-- begin THE RECORDS --

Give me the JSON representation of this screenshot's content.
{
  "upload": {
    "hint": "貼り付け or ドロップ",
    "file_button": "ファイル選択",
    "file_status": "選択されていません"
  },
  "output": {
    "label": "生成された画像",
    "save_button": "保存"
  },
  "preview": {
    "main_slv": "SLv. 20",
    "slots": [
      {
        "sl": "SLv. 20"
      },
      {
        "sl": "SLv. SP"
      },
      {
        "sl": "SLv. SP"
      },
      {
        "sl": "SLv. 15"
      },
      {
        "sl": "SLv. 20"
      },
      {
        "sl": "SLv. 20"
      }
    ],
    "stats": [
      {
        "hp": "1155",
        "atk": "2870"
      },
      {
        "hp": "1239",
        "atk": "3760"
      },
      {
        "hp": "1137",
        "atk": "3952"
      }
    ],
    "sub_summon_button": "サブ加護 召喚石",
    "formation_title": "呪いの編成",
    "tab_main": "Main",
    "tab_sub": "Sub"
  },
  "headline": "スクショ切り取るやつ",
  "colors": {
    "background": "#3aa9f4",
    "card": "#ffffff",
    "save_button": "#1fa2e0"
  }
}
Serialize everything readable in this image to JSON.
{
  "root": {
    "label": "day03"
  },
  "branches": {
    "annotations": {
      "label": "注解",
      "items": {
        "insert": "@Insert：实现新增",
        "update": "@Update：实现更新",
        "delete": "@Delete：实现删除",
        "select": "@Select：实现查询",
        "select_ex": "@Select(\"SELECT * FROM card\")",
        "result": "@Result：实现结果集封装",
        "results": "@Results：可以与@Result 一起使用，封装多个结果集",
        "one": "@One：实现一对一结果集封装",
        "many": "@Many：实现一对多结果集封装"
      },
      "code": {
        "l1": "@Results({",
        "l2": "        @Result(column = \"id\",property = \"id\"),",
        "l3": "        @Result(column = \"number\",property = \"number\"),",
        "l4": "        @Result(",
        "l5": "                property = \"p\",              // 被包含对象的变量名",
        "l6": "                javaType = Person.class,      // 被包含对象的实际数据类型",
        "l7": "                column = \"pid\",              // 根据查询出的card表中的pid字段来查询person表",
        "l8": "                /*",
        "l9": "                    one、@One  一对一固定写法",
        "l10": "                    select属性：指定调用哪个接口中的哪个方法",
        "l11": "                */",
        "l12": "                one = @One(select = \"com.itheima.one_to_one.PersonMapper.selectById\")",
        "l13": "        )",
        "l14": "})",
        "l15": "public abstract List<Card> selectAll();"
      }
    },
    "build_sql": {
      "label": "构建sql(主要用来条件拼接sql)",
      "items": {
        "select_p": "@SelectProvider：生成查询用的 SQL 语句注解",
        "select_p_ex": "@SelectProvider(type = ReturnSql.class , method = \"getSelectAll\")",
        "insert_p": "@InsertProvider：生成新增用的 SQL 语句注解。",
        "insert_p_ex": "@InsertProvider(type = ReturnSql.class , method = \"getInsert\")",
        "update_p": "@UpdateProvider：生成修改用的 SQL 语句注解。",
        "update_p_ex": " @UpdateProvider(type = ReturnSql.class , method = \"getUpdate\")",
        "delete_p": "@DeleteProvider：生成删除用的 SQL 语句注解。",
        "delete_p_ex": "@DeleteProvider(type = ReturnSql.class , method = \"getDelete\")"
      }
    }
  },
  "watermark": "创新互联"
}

-- end THE RECORDS --

**TASK INSTRUCTIONS:** Return from the data every line that holds "property".

**FINISHED EXERCISE:**
        "l2": "        @Result(column = \"id\",property = \"id\"),",
        "l3": "        @Result(column = \"number\",property = \"number\"),",
        "l5": "                property = \"p\",              // 被包含对象的变量名",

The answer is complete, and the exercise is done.